CONSIGNES DE TRAVAIL ▸
**1.** Répondez à ces questions sur le texte consacré au maïs grain en ACS :
(a) Quelle capacité manque au maïs, contrairement aux céréales à pailles ?
(b) Dans quel département se trouve l'essai d'Oraison ?
(c) À partir de quelle température les stress thermiques sont-ils avérés ?
**2.** Dans le texte sur le maïs grain en ACS, relevez tous les buts annoncés par les mots « afin de » dans la dernière phrase.
**3.** Modifiez le texte sur le maïs grain en ACS en commençant par « L’objectif est de » et en allant jusqu'à « séchage (figure 1). ». Remplacez « irrigation » par « arrosage ».

Gérer le couvert pour réussir son maïs grain en ACS
Comme nombre de cultures de printemps, le maïs grain reste une culture potentiellement délicate en ACS, notamment du point de vue de son implantation. Or la qualité de cette dernière conditionne souvent de manière décisive le peuplement et donc le rendement du maïs, celui-ci n’ayant pas de capacité de compensation par le tallage, contrairement aux céréales à pailles. De ce point de vue, les spécificités de l’ACS résident dans la gestion des couverts, dans l’humidité et la température du sol (ces deux paramètres étant intimement liés), ainsi que dans les dynamiques de minéralisation de l’azote.
Les points d’attention de la conduite en ACS
La présence d’un mulch de résidus de cultures peut entrainer un réchauffement plus lent du sol comparé à un sol nu pour deux principales raisons. La première est le phénomène d’albédo : les résidus de culture réfléchissent davantage la lumière, et donc la chaleur, qu’un sol nu, plus sombre. La seconde est que ces résidus peuvent augmenter l’humidité superficielle du sol et donc ralentir son réchauffement.
Pour les mêmes raisons, en cas de fin d’hiver humide, le ressuyage du sol peut être plus lent qu’en systèmes avec travail du sol.
À l’inverse, la présence d’un couvert végétal en place au moment du semis ou détruit tardivement avant l’implantation du maïs peut entraîner un assèchement du lit de semences ainsi qu’une inertie plus importante de la minéralisation en azote du sol. Cette dernière peut, en effet, être ralentie par un appauvrissement du sol en azote, consommé par le couvert, notamment s’il est composé de graminées et détruit tardivement.
Une fois ces risques identifiés, il convient également de préciser que le maïs est une plante particulièrement sensible aux phénomènes de tassement : tout dégât de structure impactera négativement l’assimilation des éléments minéraux et l’accès à l’eau.
L’objectif visé en ACS est donc une absence de discontinuité dans le profil de sol ainsi qu’une limitation des risques de tassement en limitant au strict minimum les passages d’engins mécaniques. Par principe, en ACS, l’impact structural de tels passages dans des conditions humides ne pourra être compensé par du travail du sol - sauf à y revenir occasionnellement. En outre, la mise en place d’une couverture permanente des sols vise à limiter le phénomène de battance, auquel le maïs est particulièrement sensible.
Éviter les risques climatiques
L’essai d’Oraison, situé dans les Alpes-de-Haute-Provence (04), bénéficie généralement d’un climat sec en sortie d’hiver avec habituellement une faible pluviométrie de début février à mi-avril. Conjugué à un réchauffement précoce des sols, cela rend possible de semer le maïs grain dès fin mars-début avril, période où le risque de gelée est minime.
L’objectif est de maximiser le potentiel de rendement du maïs en allongeant son cycle de développement et en précocifiant la date de floraison, afin de minimiser les risques de stress thermique à ce stade (stress avérés dès 36°C), de permettre un arrêt précoce de l’irrigation (début août) et ainsi de diminuer les frais de séchage (figure 1).

MATÉRIEL RECUEILLI ▸

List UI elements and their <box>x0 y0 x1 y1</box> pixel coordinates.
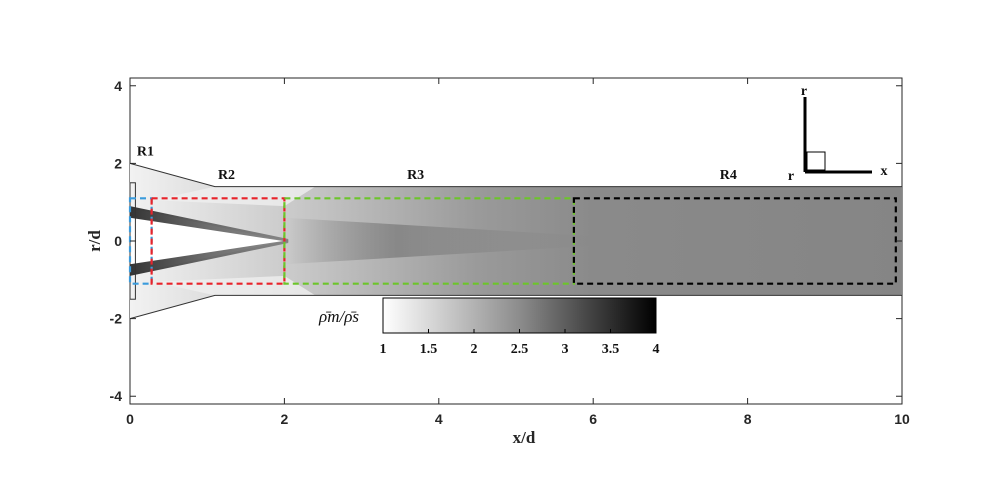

CORRIGÉ DES EXERCICES ▸
**1.**
(a) La capacité de compensation par le tallage.
(b) Dans les Alpes-de-Haute-Provence (04).
(c) À partir de 36°C.

**2.**
- Minimiser les risques de stress thermique à la floraison
- Permettre un arrêt précoce de l'irrigation (début août)
- Diminuer les frais de séchage

**3.**
L’objectif est de maximiser le potentiel de rendement du maïs en allongeant son cycle de développement et en précocifiant la date de floraison, afin de minimiser les risques de stress thermique à ce stade (stress avérés dès 36°C), de permettre un arrêt précoce de l’arrosage (début août) et ainsi de diminuer les frais de séchage (figure 1).